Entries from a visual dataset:
----
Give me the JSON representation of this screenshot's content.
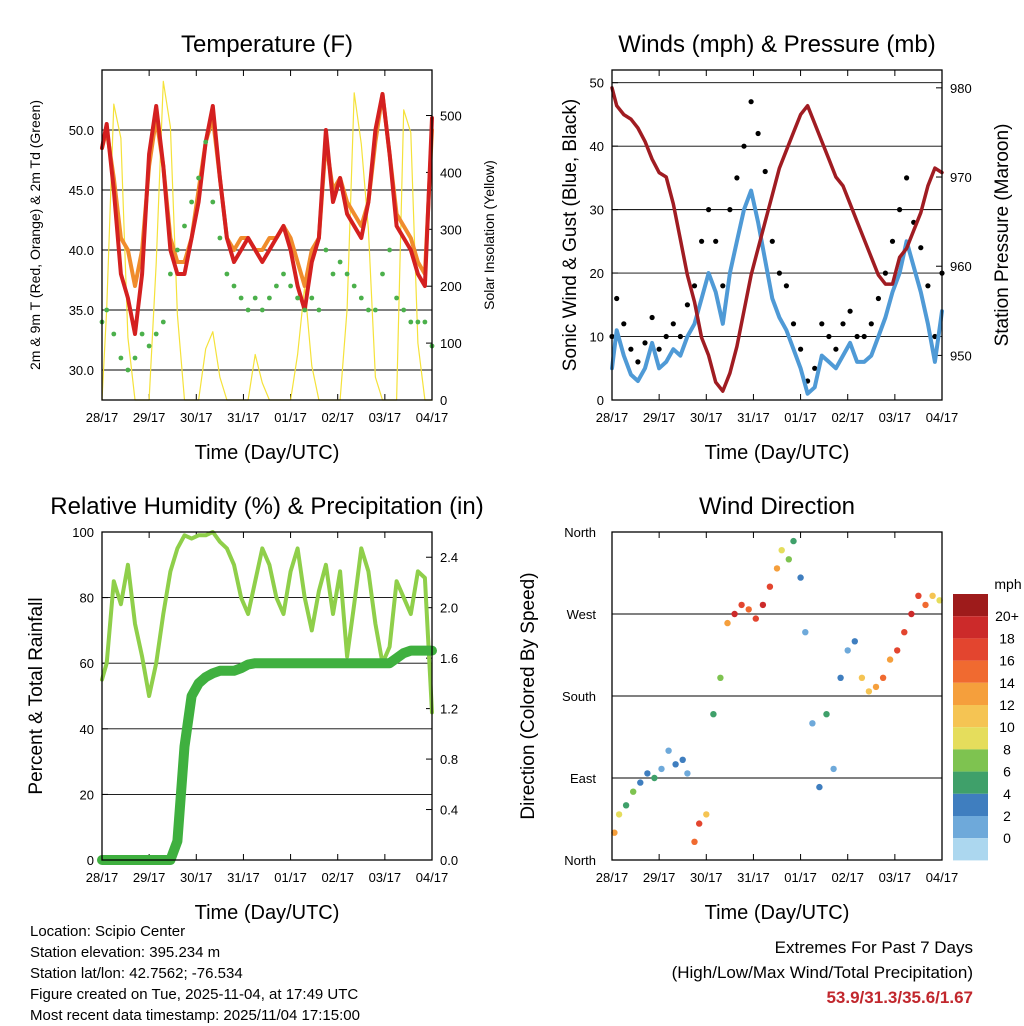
{
  "x_ticks": [
    "28/17",
    "29/17",
    "30/17",
    "31/17",
    "01/17",
    "02/17",
    "03/17",
    "04/17"
  ],
  "xlabel": "Time (Day/UTC)",
  "colors": {
    "t2m": "#d42020",
    "t9m": "#f08c2c",
    "td": "#4bb04b",
    "solar": "#f5e23a",
    "gust": "#000000",
    "wind": "#4f9ad6",
    "pressure": "#a01c22",
    "rh": "#8fcf4a",
    "precip": "#3fb03f",
    "extreme": "#c1272d"
  },
  "chart_data": [
    {
      "type": "line",
      "title": "Temperature (F)",
      "xlabel": "Time (Day/UTC)",
      "ylabel": "2m & 9m T (Red, Orange) & 2m Td (Green)",
      "ylabel_right": "Solar Insolation (Yellow)",
      "ylim": [
        27.5,
        55
      ],
      "ylim_right": [
        0,
        580
      ],
      "yticks": [
        30.0,
        35.0,
        40.0,
        45.0,
        50.0
      ],
      "yticks_right": [
        0,
        100,
        200,
        300,
        400,
        500
      ],
      "x": [
        0,
        0.1,
        0.25,
        0.4,
        0.55,
        0.7,
        0.85,
        1.0,
        1.15,
        1.3,
        1.45,
        1.6,
        1.75,
        1.9,
        2.05,
        2.2,
        2.35,
        2.5,
        2.65,
        2.8,
        2.95,
        3.1,
        3.25,
        3.4,
        3.55,
        3.7,
        3.85,
        4.0,
        4.15,
        4.3,
        4.45,
        4.6,
        4.75,
        4.9,
        5.05,
        5.2,
        5.35,
        5.5,
        5.65,
        5.8,
        5.95,
        6.1,
        6.25,
        6.4,
        6.55,
        6.7,
        6.85,
        7.0
      ],
      "series": [
        {
          "name": "2m T",
          "values": [
            48.5,
            50.5,
            45,
            38,
            36,
            33,
            38,
            48,
            52,
            47,
            40,
            38,
            38,
            41,
            44,
            49,
            52,
            46,
            41,
            39,
            40,
            41,
            40,
            39,
            40,
            41,
            42,
            40,
            37,
            35,
            39,
            41,
            50,
            44,
            46,
            43,
            42,
            41,
            44,
            50,
            53,
            48,
            42,
            41,
            40,
            38,
            37,
            51
          ]
        },
        {
          "name": "9m T",
          "values": [
            48.5,
            50,
            46,
            41,
            40,
            37,
            40,
            47,
            51,
            47,
            41,
            39,
            39,
            41,
            45,
            49,
            51,
            46,
            41,
            40,
            41,
            41,
            40,
            40,
            41,
            41,
            42,
            41,
            39,
            37,
            40,
            41,
            49,
            45,
            46,
            44,
            43,
            42,
            44,
            49,
            53,
            48,
            43,
            42,
            41,
            39,
            38,
            50
          ]
        },
        {
          "name": "2m Td",
          "values": [
            34,
            35,
            33,
            31,
            30,
            31,
            33,
            32,
            33,
            34,
            38,
            40,
            42,
            44,
            46,
            49,
            44,
            41,
            38,
            37,
            36,
            35,
            36,
            35,
            36,
            37,
            38,
            37,
            36,
            35,
            36,
            35,
            40,
            38,
            39,
            38,
            37,
            36,
            35,
            35,
            38,
            40,
            36,
            35,
            34,
            34,
            34,
            32
          ]
        },
        {
          "name": "Solar",
          "values": [
            0,
            160,
            520,
            460,
            110,
            0,
            0,
            0,
            240,
            560,
            480,
            150,
            0,
            0,
            0,
            90,
            120,
            40,
            0,
            0,
            0,
            0,
            80,
            30,
            0,
            0,
            0,
            0,
            80,
            200,
            60,
            0,
            0,
            0,
            0,
            160,
            540,
            450,
            300,
            40,
            0,
            0,
            0,
            510,
            470,
            100,
            0,
            0
          ]
        }
      ]
    },
    {
      "type": "line",
      "title": "Winds (mph) & Pressure (mb)",
      "xlabel": "Time (Day/UTC)",
      "ylabel": "Sonic Wind & Gust (Blue, Black)",
      "ylabel_right": "Station Pressure (Maroon)",
      "ylim": [
        0,
        52
      ],
      "ylim_right": [
        945,
        982
      ],
      "yticks": [
        0,
        10,
        20,
        30,
        40,
        50
      ],
      "yticks_right": [
        950,
        960,
        970,
        980
      ],
      "x": [
        0,
        0.1,
        0.25,
        0.4,
        0.55,
        0.7,
        0.85,
        1.0,
        1.15,
        1.3,
        1.45,
        1.6,
        1.75,
        1.9,
        2.05,
        2.2,
        2.35,
        2.5,
        2.65,
        2.8,
        2.95,
        3.1,
        3.25,
        3.4,
        3.55,
        3.7,
        3.85,
        4.0,
        4.15,
        4.3,
        4.45,
        4.6,
        4.75,
        4.9,
        5.05,
        5.2,
        5.35,
        5.5,
        5.65,
        5.8,
        5.95,
        6.1,
        6.25,
        6.4,
        6.55,
        6.7,
        6.85,
        7.0
      ],
      "series": [
        {
          "name": "Gust",
          "values": [
            10,
            16,
            12,
            8,
            6,
            9,
            13,
            8,
            10,
            12,
            10,
            15,
            18,
            25,
            30,
            25,
            18,
            30,
            35,
            40,
            47,
            42,
            36,
            25,
            20,
            18,
            12,
            8,
            3,
            5,
            12,
            10,
            8,
            12,
            14,
            10,
            10,
            12,
            16,
            20,
            25,
            30,
            35,
            28,
            24,
            18,
            10,
            20
          ]
        },
        {
          "name": "Wind",
          "values": [
            5,
            11,
            7,
            4,
            3,
            5,
            9,
            5,
            6,
            8,
            7,
            10,
            12,
            16,
            20,
            17,
            12,
            20,
            25,
            30,
            33,
            28,
            22,
            16,
            13,
            11,
            8,
            5,
            1,
            2,
            7,
            6,
            5,
            7,
            9,
            6,
            6,
            7,
            10,
            13,
            17,
            20,
            25,
            21,
            17,
            12,
            6,
            14
          ]
        },
        {
          "name": "Pressure",
          "values": [
            980,
            978,
            977,
            976.5,
            975.5,
            974,
            972,
            970.5,
            970,
            967,
            963,
            959,
            956,
            952,
            950,
            947,
            946,
            948,
            951,
            955,
            959,
            962,
            965,
            968,
            971,
            973,
            975,
            977,
            978,
            976,
            974,
            972,
            970,
            969,
            967,
            965,
            963,
            961,
            959,
            958,
            958,
            961,
            962,
            964,
            966,
            969,
            971,
            970.5
          ]
        }
      ]
    },
    {
      "type": "line",
      "title": "Relative Humidity (%) & Precipitation (in)",
      "xlabel": "Time (Day/UTC)",
      "ylabel": "Percent & Total Rainfall",
      "ylim": [
        0,
        100
      ],
      "ylim_right": [
        0,
        2.6
      ],
      "yticks": [
        0,
        20,
        40,
        60,
        80,
        100
      ],
      "yticks_right": [
        0.0,
        0.4,
        0.8,
        1.2,
        1.6,
        2.0,
        2.4
      ],
      "x": [
        0,
        0.1,
        0.25,
        0.4,
        0.55,
        0.7,
        0.85,
        1.0,
        1.15,
        1.3,
        1.45,
        1.6,
        1.75,
        1.9,
        2.05,
        2.2,
        2.35,
        2.5,
        2.65,
        2.8,
        2.95,
        3.1,
        3.25,
        3.4,
        3.55,
        3.7,
        3.85,
        4.0,
        4.15,
        4.3,
        4.45,
        4.6,
        4.75,
        4.9,
        5.05,
        5.2,
        5.35,
        5.5,
        5.65,
        5.8,
        5.95,
        6.1,
        6.25,
        6.4,
        6.55,
        6.7,
        6.85,
        7.0
      ],
      "series": [
        {
          "name": "RH",
          "values": [
            55,
            60,
            85,
            78,
            90,
            72,
            62,
            50,
            60,
            75,
            88,
            95,
            99,
            98,
            99,
            99,
            100,
            97,
            95,
            90,
            80,
            75,
            85,
            95,
            90,
            80,
            75,
            88,
            95,
            80,
            70,
            82,
            90,
            75,
            88,
            62,
            78,
            95,
            88,
            72,
            60,
            65,
            85,
            80,
            75,
            88,
            86,
            45
          ]
        },
        {
          "name": "Precip",
          "values": [
            0,
            0,
            0,
            0,
            0,
            0,
            0,
            0,
            0,
            0,
            0,
            0.15,
            0.9,
            1.3,
            1.4,
            1.45,
            1.48,
            1.5,
            1.5,
            1.5,
            1.52,
            1.55,
            1.56,
            1.56,
            1.56,
            1.56,
            1.56,
            1.56,
            1.56,
            1.56,
            1.56,
            1.56,
            1.56,
            1.56,
            1.56,
            1.56,
            1.56,
            1.56,
            1.56,
            1.56,
            1.56,
            1.56,
            1.6,
            1.64,
            1.66,
            1.66,
            1.66,
            1.66
          ]
        }
      ]
    },
    {
      "type": "scatter",
      "title": "Wind Direction",
      "xlabel": "Time (Day/UTC)",
      "ylabel": "Direction (Colored By Speed)",
      "ylim": [
        0,
        360
      ],
      "yticks": [
        "North",
        "East",
        "South",
        "West",
        "North"
      ],
      "ytick_values": [
        0,
        90,
        180,
        270,
        360
      ],
      "x": [
        0.05,
        0.15,
        0.3,
        0.45,
        0.6,
        0.75,
        0.9,
        1.05,
        1.2,
        1.35,
        1.5,
        1.6,
        1.75,
        1.85,
        2.0,
        2.15,
        2.3,
        2.45,
        2.6,
        2.75,
        2.9,
        3.05,
        3.2,
        3.35,
        3.5,
        3.6,
        3.75,
        3.85,
        4.0,
        4.1,
        4.25,
        4.4,
        4.55,
        4.7,
        4.85,
        5.0,
        5.15,
        5.3,
        5.45,
        5.6,
        5.75,
        5.9,
        6.05,
        6.2,
        6.35,
        6.5,
        6.65,
        6.8,
        6.95
      ],
      "values": [
        30,
        50,
        60,
        75,
        85,
        95,
        90,
        100,
        120,
        105,
        110,
        95,
        20,
        40,
        50,
        160,
        200,
        260,
        270,
        280,
        275,
        265,
        280,
        300,
        320,
        340,
        330,
        350,
        310,
        250,
        150,
        80,
        160,
        100,
        200,
        230,
        240,
        200,
        185,
        190,
        200,
        220,
        230,
        250,
        270,
        290,
        280,
        290,
        285
      ],
      "speeds": [
        14,
        10,
        6,
        8,
        4,
        5,
        6,
        3,
        2,
        4,
        5,
        3,
        16,
        18,
        12,
        6,
        8,
        14,
        20,
        18,
        16,
        18,
        20,
        18,
        14,
        10,
        8,
        6,
        5,
        2,
        3,
        4,
        6,
        3,
        4,
        3,
        4,
        12,
        12,
        14,
        16,
        14,
        18,
        18,
        20,
        18,
        16,
        12,
        10
      ],
      "colorbar": {
        "title": "mph",
        "labels": [
          "20+",
          "18",
          "16",
          "14",
          "12",
          "10",
          "8",
          "6",
          "4",
          "2",
          "0"
        ],
        "colors": [
          "#9e1b1b",
          "#cc2a2a",
          "#e3452f",
          "#f06a30",
          "#f59f3c",
          "#f5c453",
          "#e5dd5c",
          "#7ec350",
          "#3fa06a",
          "#3f7ebf",
          "#6ea9da",
          "#acd7ef"
        ]
      }
    }
  ],
  "meta": {
    "location": "Location: Scipio Center",
    "elevation": "Station elevation: 395.234 m",
    "latlon": "Station lat/lon: 42.7562; -76.534",
    "created": "Figure created on Tue, 2025-11-04, at 17:49 UTC",
    "recent": "Most recent data timestamp: 2025/11/04 17:15:00"
  },
  "extremes": {
    "title": "Extremes For Past 7 Days",
    "subtitle": "(High/Low/Max Wind/Total Precipitation)",
    "values": "53.9/31.3/35.6/1.67"
  }
}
----
### Set exercise
In the entries above, identify each line that includes the string "Precipitation", then copy it.

### Result of the exercise
      "title": "Relative Humidity (%) & Precipitation (in)",
    "subtitle": "(High/Low/Max Wind/Total Precipitation)",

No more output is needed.